**Data excerpts:**
..............................
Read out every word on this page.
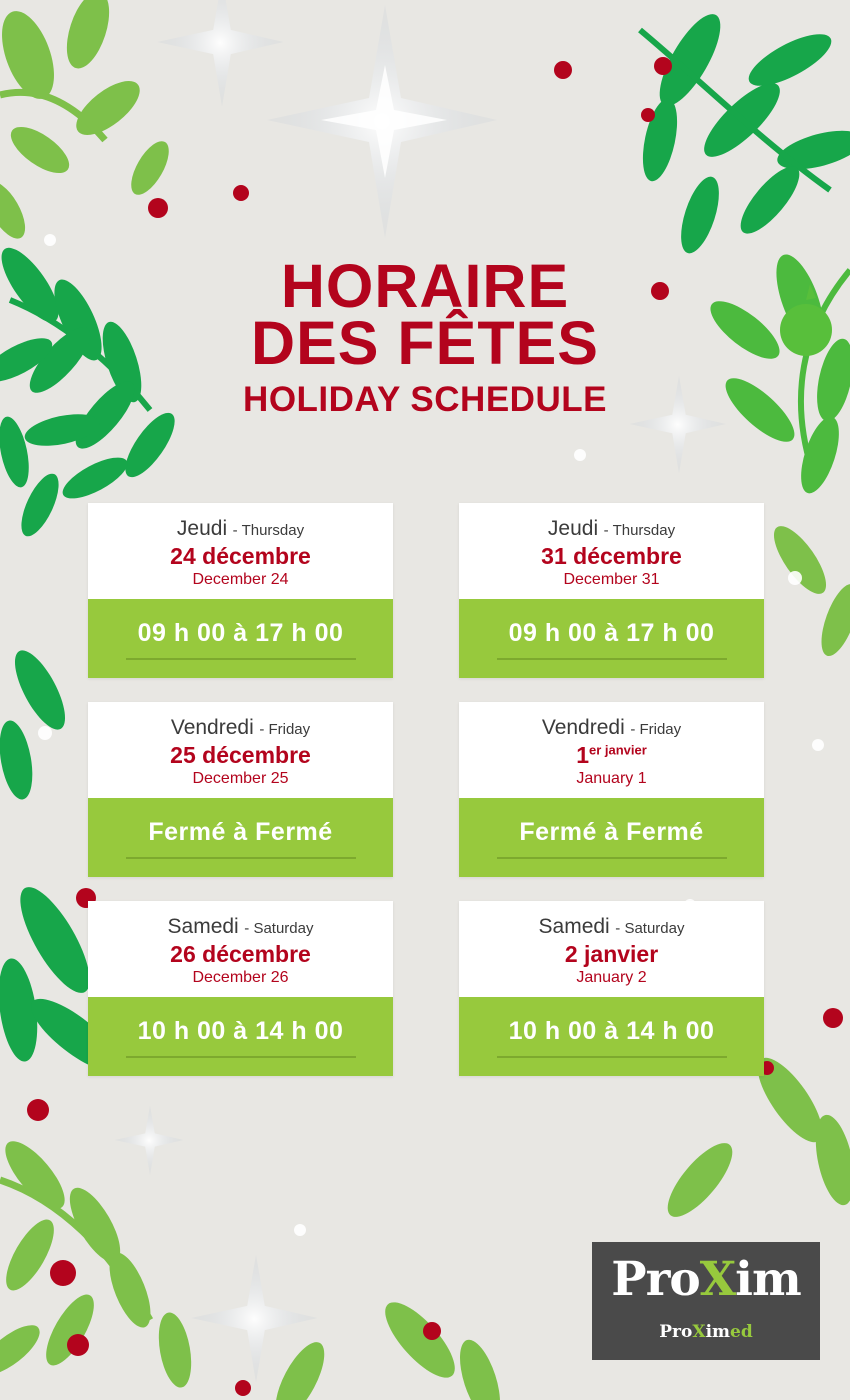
HORAIRE
DES FÊTES
HOLIDAY SCHEDULE
Jeudi - Thursday
24 décembre
December 24
09 h 00 à 17 h 00
Jeudi - Thursday
31 décembre
December 31
09 h 00 à 17 h 00
Vendredi - Friday
25 décembre
December 25
Fermé à Fermé
Vendredi - Friday
$1^{er janvier}$
January 1
Fermé à Fermé
Samedi - Saturday
26 décembre
December 26
10 h 00 à 14 h 00
Samedi - Saturday
2 janvier
January 2
10 h 00 à 14 h 00
ProXim
ProXimed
..............................
**Description of the task:**
Copy the listing in full and without alteration, omitting every picture.

**Result below:**
Read out every word on this page.
HORAIRE
DES FÊTES
HOLIDAY SCHEDULE
Jeudi - Thursday
24 décembre
December 24
09 h 00 à 17 h 00
Jeudi - Thursday
31 décembre
December 31
09 h 00 à 17 h 00
Vendredi - Friday
25 décembre
December 25
Fermé à Fermé
Vendredi - Friday
$1^{er janvier}$
January 1
Fermé à Fermé
Samedi - Saturday
26 décembre
December 26
10 h 00 à 14 h 00
Samedi - Saturday
2 janvier
January 2
10 h 00 à 14 h 00
ProXim
ProXimed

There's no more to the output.